— Start Recorded information —

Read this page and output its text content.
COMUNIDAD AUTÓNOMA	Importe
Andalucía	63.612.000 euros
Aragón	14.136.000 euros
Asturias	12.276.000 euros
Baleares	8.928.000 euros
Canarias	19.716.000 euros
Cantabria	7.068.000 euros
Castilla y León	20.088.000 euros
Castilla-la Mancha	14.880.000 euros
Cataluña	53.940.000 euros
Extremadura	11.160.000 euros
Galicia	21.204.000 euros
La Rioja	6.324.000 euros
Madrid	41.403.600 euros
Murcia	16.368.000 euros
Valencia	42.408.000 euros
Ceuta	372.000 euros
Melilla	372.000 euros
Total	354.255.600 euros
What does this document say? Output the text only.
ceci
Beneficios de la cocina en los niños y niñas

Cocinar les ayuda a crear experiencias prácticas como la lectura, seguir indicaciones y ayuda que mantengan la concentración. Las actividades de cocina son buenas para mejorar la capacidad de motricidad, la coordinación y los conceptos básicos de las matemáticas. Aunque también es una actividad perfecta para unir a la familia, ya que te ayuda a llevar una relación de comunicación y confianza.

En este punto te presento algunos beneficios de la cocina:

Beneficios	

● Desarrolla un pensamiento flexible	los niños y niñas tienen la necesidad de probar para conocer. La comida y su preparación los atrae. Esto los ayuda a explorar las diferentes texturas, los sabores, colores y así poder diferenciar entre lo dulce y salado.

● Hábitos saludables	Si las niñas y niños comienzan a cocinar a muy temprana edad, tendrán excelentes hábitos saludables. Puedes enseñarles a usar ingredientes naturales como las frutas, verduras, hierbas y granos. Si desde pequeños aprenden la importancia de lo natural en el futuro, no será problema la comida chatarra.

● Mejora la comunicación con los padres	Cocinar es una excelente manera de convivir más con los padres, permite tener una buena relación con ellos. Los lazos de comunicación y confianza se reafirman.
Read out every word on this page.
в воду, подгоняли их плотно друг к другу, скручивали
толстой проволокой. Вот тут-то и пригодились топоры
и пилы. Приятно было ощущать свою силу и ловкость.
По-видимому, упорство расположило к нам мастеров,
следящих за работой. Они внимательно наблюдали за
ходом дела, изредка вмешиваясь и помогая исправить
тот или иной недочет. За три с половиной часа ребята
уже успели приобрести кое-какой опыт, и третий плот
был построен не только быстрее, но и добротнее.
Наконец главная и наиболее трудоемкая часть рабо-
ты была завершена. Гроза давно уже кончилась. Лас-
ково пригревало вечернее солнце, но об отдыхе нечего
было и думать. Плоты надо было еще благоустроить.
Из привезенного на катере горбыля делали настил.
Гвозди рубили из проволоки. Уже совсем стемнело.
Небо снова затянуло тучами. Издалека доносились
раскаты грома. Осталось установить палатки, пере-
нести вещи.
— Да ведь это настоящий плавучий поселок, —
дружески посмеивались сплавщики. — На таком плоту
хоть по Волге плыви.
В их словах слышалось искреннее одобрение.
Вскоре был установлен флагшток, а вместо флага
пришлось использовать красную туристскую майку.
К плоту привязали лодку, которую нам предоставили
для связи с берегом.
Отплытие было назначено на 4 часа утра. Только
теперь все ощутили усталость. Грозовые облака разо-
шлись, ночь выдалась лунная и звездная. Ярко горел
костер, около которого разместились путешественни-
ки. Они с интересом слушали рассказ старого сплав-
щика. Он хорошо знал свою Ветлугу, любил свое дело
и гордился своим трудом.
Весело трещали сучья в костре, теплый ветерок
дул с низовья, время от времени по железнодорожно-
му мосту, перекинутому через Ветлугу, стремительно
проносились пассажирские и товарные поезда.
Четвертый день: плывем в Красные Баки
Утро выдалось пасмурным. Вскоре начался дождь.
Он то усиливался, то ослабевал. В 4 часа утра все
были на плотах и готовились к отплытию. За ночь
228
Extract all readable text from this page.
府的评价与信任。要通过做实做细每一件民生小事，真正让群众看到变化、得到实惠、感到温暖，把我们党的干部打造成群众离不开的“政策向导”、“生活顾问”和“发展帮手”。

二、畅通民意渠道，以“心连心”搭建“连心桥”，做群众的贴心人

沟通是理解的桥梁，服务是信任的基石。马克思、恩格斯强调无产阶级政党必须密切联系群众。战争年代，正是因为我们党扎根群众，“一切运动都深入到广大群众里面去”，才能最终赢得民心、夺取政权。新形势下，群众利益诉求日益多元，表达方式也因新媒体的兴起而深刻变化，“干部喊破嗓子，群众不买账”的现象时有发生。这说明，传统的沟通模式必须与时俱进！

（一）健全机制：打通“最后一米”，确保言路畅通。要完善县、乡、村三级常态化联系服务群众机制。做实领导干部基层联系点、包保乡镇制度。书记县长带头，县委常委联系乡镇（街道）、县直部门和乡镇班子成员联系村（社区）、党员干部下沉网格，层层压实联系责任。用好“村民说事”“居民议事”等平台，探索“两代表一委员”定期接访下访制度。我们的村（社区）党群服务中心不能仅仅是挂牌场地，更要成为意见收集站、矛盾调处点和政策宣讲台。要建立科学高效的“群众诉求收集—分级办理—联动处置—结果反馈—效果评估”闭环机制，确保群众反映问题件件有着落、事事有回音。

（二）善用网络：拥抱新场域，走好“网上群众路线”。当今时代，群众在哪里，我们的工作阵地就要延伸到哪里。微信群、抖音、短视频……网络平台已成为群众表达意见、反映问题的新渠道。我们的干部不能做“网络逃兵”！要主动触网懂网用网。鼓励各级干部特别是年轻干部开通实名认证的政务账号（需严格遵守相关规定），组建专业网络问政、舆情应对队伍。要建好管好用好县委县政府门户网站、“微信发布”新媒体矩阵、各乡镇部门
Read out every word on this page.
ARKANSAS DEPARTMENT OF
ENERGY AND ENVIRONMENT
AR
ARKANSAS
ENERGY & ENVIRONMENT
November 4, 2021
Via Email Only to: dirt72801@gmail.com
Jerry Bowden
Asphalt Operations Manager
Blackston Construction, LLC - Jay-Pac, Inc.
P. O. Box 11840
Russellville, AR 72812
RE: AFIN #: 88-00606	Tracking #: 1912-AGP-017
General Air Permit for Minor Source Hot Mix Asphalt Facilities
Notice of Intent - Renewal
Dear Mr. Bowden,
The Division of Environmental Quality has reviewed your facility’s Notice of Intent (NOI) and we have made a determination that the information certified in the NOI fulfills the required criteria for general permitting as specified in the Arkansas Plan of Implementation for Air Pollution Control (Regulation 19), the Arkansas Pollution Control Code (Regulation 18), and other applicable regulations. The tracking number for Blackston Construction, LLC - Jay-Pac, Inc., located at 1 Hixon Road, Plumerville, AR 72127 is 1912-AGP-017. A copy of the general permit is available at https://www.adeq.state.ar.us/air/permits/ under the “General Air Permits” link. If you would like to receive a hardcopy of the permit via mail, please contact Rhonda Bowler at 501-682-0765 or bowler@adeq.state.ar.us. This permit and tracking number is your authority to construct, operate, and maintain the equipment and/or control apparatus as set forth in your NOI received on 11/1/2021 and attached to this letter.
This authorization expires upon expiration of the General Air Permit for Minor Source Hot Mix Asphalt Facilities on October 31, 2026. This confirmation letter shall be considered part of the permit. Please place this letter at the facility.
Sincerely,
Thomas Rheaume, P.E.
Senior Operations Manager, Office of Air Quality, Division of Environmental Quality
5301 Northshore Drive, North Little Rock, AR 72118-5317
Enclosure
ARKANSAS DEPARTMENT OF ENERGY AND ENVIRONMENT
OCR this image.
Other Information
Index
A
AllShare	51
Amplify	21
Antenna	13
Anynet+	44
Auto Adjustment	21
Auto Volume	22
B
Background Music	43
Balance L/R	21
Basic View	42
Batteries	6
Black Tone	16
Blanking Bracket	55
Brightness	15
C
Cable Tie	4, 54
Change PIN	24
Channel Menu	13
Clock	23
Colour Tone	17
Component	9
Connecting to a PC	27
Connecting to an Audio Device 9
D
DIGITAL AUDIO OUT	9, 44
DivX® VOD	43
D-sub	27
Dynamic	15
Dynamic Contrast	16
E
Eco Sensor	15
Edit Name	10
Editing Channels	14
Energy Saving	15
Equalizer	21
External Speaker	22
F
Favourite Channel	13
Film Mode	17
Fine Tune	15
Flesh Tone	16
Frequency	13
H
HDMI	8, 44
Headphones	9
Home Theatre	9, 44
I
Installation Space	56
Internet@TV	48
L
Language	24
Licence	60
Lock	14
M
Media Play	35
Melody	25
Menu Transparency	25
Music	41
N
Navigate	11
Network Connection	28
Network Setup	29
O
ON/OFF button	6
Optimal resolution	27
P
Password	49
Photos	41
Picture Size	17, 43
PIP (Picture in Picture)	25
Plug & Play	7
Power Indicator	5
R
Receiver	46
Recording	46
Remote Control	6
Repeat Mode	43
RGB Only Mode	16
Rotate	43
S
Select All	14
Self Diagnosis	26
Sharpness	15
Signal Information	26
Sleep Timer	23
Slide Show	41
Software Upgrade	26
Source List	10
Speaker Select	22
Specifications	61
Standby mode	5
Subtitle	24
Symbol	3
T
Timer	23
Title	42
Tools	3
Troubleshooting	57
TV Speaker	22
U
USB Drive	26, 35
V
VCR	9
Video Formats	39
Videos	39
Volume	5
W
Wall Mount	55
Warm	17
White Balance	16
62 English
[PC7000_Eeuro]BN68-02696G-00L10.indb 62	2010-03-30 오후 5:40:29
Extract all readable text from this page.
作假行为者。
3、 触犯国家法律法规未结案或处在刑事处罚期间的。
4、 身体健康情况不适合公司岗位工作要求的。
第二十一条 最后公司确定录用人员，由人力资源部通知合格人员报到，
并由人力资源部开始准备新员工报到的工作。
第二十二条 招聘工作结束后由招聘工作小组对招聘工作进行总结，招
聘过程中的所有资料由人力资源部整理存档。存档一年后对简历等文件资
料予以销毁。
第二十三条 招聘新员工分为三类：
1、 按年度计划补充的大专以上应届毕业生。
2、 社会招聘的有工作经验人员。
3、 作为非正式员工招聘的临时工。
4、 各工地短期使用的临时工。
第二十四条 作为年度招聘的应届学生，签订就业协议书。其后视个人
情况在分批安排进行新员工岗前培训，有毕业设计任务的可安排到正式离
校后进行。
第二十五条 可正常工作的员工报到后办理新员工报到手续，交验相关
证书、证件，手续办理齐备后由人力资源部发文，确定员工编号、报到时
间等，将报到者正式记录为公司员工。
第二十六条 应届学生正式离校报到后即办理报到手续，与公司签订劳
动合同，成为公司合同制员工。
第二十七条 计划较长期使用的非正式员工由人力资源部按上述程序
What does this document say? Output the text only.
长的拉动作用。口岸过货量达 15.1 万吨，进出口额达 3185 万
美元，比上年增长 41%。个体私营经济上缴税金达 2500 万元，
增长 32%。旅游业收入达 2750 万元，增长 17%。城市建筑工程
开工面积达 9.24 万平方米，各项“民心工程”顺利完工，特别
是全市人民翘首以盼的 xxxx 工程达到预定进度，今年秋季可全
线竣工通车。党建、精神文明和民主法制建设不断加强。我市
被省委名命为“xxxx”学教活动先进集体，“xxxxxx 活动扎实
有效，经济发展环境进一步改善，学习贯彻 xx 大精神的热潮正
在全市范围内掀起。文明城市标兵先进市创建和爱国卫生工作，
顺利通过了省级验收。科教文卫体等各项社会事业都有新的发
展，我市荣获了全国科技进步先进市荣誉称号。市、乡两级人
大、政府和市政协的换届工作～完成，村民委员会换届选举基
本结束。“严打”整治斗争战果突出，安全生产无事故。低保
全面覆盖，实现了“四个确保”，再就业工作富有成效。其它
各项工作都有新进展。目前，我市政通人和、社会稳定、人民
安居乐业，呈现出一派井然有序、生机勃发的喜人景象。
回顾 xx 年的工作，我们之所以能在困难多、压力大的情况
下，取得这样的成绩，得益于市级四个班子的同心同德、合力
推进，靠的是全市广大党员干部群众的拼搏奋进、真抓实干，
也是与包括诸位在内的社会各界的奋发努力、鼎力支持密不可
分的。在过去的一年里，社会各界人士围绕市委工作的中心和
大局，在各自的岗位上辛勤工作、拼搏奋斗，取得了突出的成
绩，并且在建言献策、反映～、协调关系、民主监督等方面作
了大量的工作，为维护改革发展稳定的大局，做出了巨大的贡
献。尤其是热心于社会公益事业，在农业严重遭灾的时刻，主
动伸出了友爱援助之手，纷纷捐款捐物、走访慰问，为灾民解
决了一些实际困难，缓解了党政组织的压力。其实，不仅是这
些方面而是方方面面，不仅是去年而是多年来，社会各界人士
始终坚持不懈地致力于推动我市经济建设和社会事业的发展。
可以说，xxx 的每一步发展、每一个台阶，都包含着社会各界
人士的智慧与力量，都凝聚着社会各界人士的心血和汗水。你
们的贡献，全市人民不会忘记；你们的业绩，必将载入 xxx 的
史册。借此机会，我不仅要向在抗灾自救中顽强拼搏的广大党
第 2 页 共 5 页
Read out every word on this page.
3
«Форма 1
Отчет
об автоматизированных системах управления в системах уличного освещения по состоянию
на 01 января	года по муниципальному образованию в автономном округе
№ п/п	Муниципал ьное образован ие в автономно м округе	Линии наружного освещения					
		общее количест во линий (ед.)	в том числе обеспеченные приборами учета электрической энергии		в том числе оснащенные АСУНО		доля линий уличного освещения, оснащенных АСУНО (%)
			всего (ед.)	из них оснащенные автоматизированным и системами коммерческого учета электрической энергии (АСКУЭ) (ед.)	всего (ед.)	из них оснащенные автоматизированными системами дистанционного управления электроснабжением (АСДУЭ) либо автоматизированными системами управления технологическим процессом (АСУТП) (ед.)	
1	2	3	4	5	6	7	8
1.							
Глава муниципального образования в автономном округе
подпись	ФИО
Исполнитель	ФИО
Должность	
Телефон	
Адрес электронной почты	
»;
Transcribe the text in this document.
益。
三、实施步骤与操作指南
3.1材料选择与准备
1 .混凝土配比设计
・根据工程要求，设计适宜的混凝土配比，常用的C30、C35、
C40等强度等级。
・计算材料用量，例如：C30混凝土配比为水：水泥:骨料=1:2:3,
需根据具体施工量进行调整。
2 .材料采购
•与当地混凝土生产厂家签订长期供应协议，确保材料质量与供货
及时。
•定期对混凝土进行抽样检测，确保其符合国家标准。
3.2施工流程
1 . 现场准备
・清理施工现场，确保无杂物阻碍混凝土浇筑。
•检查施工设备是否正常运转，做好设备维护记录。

— End Recorded information —

## Work to do
Determine how many lines in the records contain "confianza", and reply with the number only.

## Response to this task
2